▸ YOUR TASK: Give only the number of lines in the data that include the string "phòng".
[start MATERIAL SHOWN]
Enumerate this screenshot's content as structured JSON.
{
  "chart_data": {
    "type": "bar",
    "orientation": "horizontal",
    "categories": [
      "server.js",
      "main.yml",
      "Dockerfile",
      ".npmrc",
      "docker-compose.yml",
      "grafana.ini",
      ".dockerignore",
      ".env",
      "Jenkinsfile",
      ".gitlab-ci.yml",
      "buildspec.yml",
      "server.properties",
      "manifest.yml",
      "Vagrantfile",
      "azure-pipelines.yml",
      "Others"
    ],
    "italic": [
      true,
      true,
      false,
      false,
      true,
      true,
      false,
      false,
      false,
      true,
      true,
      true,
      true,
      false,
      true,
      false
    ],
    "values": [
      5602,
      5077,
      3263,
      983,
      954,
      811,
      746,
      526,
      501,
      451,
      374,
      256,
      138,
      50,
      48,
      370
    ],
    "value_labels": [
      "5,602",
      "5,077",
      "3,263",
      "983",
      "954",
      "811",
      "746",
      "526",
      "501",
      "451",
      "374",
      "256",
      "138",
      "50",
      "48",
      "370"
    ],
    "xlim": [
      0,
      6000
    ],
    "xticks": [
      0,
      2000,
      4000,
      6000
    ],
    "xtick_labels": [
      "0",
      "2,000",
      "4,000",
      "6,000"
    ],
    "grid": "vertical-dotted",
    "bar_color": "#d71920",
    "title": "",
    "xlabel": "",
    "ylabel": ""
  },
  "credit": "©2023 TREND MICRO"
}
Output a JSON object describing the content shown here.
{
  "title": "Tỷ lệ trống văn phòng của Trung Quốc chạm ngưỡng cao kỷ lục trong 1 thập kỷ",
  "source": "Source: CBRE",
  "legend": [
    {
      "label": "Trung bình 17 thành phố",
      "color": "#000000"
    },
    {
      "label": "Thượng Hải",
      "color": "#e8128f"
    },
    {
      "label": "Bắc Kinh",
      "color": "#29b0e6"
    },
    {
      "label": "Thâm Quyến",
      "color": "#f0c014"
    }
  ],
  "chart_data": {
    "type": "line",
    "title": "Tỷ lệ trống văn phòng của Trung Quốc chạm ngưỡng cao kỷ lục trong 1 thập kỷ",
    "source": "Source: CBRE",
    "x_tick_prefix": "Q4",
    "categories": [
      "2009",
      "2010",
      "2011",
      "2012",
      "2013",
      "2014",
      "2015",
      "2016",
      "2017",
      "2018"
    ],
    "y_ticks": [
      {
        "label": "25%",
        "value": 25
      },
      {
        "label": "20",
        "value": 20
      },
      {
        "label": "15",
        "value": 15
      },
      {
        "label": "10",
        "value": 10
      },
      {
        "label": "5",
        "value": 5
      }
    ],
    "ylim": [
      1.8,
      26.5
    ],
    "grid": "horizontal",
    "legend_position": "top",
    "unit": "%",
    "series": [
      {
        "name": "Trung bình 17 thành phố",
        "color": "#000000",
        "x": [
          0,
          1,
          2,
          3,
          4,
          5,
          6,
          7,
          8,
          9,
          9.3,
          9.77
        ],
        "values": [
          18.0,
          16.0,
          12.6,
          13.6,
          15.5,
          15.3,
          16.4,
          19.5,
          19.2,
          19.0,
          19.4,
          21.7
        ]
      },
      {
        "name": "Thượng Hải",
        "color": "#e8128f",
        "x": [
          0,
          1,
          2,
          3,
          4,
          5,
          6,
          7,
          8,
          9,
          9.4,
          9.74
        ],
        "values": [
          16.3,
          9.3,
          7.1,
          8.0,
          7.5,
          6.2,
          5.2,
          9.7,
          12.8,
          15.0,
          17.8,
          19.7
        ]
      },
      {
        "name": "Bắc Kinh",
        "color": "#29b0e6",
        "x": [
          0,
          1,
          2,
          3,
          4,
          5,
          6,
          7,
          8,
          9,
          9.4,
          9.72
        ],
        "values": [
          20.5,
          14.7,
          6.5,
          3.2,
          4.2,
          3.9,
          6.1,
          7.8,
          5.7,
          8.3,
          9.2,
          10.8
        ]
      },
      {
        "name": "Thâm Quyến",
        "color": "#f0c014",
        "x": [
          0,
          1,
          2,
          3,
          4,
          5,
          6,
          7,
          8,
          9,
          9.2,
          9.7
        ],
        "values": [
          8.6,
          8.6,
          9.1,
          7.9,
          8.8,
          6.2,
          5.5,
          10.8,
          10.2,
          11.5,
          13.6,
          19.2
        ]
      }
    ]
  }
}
[end MATERIAL SHOWN]
▸ OUTPUT OF THE TASK: 2